### [Required work]
Your task is to locate every line holding the string "melyet" and to copy each of them.

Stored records
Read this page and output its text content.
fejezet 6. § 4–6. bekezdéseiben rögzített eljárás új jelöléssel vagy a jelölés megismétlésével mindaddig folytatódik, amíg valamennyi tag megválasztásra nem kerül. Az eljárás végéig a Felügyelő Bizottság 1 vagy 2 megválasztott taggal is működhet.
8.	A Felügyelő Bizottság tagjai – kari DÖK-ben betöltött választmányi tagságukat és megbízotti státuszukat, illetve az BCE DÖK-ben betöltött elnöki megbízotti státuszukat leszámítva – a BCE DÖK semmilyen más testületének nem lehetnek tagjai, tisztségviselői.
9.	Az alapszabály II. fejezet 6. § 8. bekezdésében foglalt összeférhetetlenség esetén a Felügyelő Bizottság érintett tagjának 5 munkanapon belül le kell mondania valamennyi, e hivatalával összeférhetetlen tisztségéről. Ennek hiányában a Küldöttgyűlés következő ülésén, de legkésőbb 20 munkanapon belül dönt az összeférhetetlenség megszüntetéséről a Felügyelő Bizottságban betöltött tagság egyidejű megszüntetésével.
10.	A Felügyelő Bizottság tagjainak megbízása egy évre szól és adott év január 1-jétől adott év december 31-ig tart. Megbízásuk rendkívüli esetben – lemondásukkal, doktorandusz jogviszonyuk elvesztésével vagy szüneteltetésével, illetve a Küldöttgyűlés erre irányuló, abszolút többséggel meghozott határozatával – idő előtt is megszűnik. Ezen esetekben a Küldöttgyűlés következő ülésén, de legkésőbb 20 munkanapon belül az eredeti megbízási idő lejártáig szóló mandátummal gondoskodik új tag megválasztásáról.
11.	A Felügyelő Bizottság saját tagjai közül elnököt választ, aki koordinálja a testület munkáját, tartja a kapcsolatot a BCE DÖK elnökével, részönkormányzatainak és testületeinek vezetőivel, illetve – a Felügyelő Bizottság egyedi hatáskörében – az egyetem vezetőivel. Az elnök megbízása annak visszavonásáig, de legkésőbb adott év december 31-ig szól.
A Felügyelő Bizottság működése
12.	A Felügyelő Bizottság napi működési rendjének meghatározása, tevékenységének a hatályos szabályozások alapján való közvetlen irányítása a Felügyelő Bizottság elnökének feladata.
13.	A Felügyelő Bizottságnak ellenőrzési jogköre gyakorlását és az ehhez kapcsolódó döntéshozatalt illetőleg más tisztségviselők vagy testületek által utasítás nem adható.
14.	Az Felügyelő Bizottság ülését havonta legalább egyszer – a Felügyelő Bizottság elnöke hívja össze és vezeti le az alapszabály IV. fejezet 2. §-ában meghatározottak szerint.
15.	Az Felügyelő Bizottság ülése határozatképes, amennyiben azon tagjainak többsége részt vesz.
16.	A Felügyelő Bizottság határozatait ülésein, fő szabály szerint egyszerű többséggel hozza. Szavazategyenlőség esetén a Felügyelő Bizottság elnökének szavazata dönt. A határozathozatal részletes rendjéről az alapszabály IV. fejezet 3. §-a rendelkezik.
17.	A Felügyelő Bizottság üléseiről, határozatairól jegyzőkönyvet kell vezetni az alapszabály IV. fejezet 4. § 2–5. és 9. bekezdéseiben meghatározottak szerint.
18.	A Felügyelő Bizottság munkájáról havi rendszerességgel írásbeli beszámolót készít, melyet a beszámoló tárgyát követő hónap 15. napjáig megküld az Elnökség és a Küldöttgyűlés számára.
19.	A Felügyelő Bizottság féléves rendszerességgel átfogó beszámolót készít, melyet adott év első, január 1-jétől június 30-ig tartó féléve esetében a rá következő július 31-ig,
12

### [Result of this exercise]
18.	A Felügyelő Bizottság munkájáról havi rendszerességgel írásbeli beszámolót készít, melyet a beszámoló tárgyát követő hónap 15. napjáig megküld az Elnökség és a Küldöttgyűlés számára.
19.	A Felügyelő Bizottság féléves rendszerességgel átfogó beszámolót készít, melyet adott év első, január 1-jétől június 30-ig tartó féléve esetében a rá következő július 31-ig,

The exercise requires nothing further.